» **Source excerpt**:

-----

Structures that contain more members than will fit on the window show the
first 16 members and display a gadget that says "(MORE)". You can go to the
next page of structure members by clicking on (MORE), and go to the
previous page by clicking on the "Previous Page" gadget. By going from
structure to structure in this manner, it is easy to view information
about programs that would be impossible to find out otherwise. For example
- what kind of gadgets are being used in that neat commercial program? Are
they gadgets at all? Did the programmer use a requester or a window for
that prompt? Just by mousing around with SB, you can find it all out!
The data type for each structure member is shown in the same way that the
members are declared in the C header files (the appropriate header file
must be compiled - using the #include statement - with any C program that
wants to refer to a system structure). These data types are standard in
Amiga code, because they are `typedefs' that are set up in the header file
"exec/types.h". The basic types are:
BYTE - signed 8-bit value (char)
UBYTE - unsigned 8-bit value (unsigned char)
SHORT - signed 16-bit value (short)
USHORT - unsigned 16-bit value (unsigned short)
LONG - signed 32-bit value (long)
ULONG - unsigned 32-bit value (unsigned long)
Pointers to any of the above are denoted as in standard C syntax, with an
asterisk (*). For example, a pointer to a SHORT would be denoted by SHORT *
in the type field. Structure members that are pointers to other structures
also use the C syntax; a pointer to a `Window' structure, for instance, is
denoted by `struct Window *'. A structure member that is an actual
structure, not a pointer to a structure, has no asterisk, and no value is
given (it is contained within the structure being viewed, whose address is
already shown).

-----

Dataset items:
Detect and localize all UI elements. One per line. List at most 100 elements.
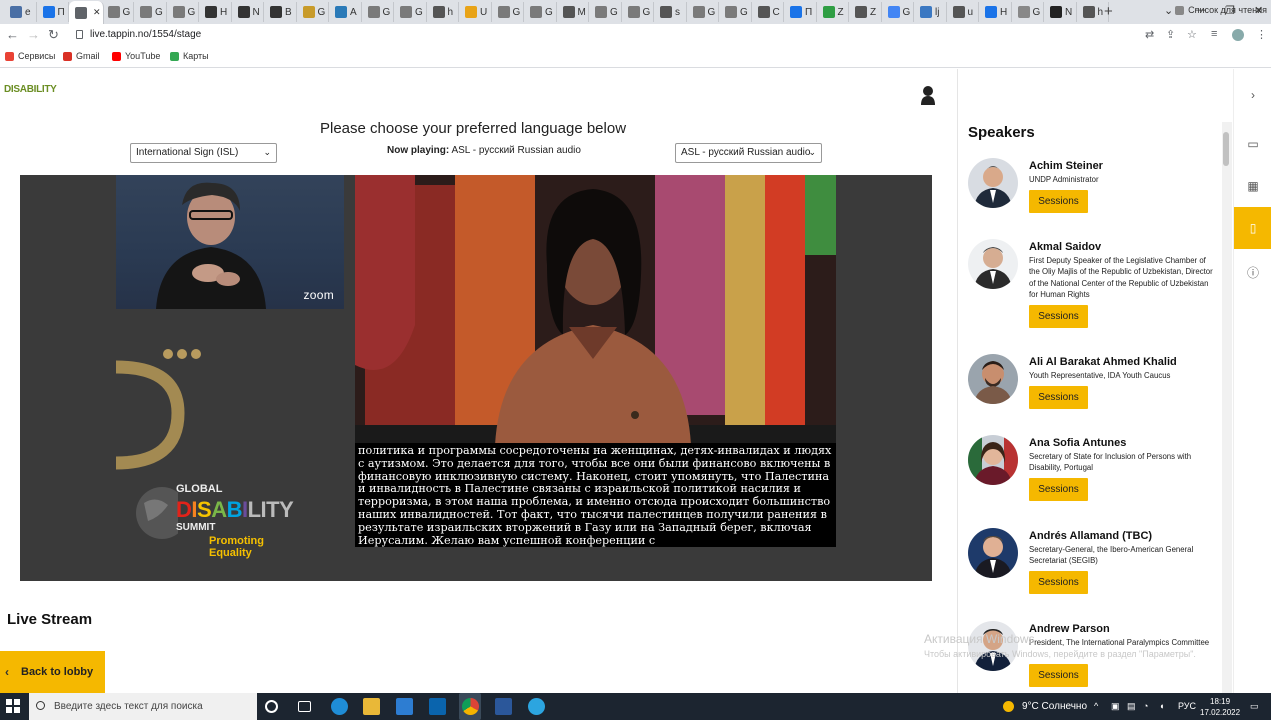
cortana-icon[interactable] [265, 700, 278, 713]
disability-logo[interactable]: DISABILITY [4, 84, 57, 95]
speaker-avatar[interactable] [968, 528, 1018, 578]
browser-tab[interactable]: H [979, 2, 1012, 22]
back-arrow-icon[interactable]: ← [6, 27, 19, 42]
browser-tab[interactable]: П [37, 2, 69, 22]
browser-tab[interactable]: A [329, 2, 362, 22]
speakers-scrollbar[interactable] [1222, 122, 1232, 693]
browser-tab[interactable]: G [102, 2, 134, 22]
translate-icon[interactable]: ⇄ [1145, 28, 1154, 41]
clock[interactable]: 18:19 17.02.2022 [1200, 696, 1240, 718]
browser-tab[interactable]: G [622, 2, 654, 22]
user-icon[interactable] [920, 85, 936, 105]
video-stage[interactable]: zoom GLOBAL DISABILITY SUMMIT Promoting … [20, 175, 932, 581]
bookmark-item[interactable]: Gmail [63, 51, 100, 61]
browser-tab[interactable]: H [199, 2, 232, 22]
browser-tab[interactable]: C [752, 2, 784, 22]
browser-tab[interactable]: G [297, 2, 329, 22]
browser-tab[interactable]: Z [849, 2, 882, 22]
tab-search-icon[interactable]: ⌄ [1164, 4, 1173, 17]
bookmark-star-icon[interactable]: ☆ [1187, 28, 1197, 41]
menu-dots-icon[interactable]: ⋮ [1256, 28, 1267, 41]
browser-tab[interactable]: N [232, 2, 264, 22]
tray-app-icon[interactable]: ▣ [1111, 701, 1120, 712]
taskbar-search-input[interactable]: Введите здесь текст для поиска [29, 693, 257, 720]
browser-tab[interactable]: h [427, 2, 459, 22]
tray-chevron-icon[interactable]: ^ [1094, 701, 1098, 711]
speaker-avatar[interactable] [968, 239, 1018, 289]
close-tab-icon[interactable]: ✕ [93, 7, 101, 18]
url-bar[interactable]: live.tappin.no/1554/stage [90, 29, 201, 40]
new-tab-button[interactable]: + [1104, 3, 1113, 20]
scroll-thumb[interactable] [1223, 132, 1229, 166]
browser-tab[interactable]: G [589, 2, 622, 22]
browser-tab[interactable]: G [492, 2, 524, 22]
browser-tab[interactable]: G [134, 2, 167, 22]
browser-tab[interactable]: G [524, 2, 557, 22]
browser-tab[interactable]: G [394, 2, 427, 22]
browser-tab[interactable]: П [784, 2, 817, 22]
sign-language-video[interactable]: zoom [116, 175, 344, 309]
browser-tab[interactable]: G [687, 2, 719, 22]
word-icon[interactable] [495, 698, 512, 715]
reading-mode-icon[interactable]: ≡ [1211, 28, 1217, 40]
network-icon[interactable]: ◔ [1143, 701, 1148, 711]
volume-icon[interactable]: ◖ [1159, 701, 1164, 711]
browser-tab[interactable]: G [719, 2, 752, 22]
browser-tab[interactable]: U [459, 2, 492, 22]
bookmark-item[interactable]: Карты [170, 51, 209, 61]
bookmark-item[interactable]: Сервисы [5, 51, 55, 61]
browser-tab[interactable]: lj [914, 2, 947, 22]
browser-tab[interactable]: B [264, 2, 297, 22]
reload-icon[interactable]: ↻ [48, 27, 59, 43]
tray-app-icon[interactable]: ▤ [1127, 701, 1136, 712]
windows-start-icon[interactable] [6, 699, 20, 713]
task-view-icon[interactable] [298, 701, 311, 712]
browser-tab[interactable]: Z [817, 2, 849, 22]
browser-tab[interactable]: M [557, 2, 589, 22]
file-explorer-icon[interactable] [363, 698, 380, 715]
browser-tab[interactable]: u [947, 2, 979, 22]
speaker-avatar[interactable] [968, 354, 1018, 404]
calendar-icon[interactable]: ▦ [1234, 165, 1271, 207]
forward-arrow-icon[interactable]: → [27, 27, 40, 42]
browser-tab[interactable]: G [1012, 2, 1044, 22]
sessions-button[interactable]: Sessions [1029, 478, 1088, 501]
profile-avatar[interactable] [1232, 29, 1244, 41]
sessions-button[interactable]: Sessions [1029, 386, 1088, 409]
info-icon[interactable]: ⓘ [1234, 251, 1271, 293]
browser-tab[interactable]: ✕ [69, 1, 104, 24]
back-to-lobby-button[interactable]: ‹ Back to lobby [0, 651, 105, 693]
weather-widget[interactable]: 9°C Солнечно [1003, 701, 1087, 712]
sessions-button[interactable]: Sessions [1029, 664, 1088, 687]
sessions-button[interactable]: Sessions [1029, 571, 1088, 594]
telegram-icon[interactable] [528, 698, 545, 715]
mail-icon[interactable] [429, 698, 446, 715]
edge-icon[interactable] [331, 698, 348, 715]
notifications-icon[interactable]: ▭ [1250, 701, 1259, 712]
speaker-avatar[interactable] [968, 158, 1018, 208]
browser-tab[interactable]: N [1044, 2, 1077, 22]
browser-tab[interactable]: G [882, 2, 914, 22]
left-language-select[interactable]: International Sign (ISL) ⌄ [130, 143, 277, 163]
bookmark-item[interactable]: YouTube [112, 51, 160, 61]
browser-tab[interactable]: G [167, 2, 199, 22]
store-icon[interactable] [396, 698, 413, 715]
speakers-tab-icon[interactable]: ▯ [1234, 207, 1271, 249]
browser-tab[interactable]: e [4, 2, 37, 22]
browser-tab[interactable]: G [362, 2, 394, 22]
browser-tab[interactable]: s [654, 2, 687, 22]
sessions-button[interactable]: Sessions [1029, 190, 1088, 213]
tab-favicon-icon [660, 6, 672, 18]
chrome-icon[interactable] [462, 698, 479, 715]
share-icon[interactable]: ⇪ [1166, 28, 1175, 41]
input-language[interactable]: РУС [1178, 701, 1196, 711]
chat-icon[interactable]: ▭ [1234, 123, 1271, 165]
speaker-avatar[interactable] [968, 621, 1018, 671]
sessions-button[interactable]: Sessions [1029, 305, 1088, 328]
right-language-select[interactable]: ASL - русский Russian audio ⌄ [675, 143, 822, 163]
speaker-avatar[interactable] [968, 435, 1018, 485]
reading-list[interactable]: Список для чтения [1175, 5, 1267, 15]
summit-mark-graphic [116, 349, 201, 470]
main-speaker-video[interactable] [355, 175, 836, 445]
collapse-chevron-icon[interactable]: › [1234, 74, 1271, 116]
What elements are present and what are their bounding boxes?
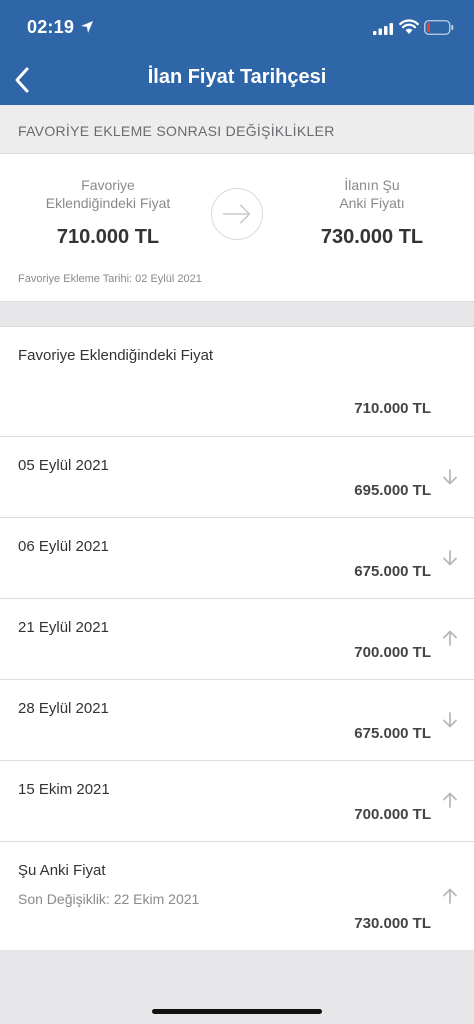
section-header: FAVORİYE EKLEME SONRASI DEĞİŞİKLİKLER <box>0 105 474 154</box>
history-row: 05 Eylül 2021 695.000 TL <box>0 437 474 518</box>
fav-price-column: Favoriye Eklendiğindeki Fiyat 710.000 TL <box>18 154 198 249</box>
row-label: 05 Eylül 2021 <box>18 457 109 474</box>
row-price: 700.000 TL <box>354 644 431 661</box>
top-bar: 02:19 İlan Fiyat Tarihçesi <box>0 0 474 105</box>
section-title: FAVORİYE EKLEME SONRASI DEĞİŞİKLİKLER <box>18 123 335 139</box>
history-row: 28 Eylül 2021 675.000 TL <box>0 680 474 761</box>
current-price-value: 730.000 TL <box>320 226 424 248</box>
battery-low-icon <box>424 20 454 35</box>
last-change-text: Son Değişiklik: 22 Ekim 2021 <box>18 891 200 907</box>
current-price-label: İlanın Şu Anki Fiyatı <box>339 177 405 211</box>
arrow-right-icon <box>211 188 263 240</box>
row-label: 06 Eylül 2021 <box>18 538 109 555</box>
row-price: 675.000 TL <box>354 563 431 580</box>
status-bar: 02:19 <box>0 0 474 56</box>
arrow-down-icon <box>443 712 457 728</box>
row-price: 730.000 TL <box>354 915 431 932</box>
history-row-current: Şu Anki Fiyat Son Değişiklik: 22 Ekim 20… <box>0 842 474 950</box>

-----

» **Task instructions**:
a - From the Amiga structure-browsing text, copy the part that opens with the words containing "UBYTE - unsigned" and closes with "already shown).".
b - Write what comes next in the Amiga structure-browsing text, picking up after its final sentence.

» **Results of the tasks**:
a -
UBYTE - unsigned 8-bit value (unsigned char)
SHORT - signed 16-bit value (short)
USHORT - unsigned 16-bit value (unsigned short)
LONG - signed 32-bit value (long)
ULONG - unsigned 32-bit value (unsigned long)
Pointers to any of the above are denoted as in standard C syntax, with an
asterisk (*). For example, a pointer to a SHORT would be denoted by SHORT *
in the type field. Structure members that are pointers to other structures
also use the C syntax; a pointer to a `Window' structure, for instance, is
denoted by `struct Window *'. A structure member that is an actual
structure, not a pointer to a structure, has no asterisk, and no value is
given (it is contained within the structure being viewed, whose address is
already shown).

b -
Structure members that represent not pointers to other structures, but
actual data that may be of interest, are displayed in various ways depending
on their nature. These data can be simple numbers, like those giving a
window's LeftEdge, TopEdge, Width and Height. The item of interest might be
a byte, word or longword containing flags of some sort, like the flags
indicating a window or gadget type. Or the data you're concerned with might
just be an area of memory that contains a table of some sort or describes a
graphic image. Simple data values, like LefEdge, etc. are shown in black on
the SB window. Such structure members cannot be used to bring up any further
information by pointing on them and clicking - nothing will happen if you do
so. They are just what they appear; a number for you to see. The values in
black are often just what you want to find out after getting to a structure
of interest. When one of these values is used for containing flags of some
sort, it is treated differently: you can click on it to get a list of what
flags are set. An example might be a "smart refresh" window with sizing,
close and drag system gadgets. The "Flags" member of such a window's
structure, when selected, would show:
WINDOWDRAG WINDOWSIZING WINDOWCLOSE SMART_REFRESH
(Like the member names, the flag names are those defined in the standard
header files used for C or assembler program development.)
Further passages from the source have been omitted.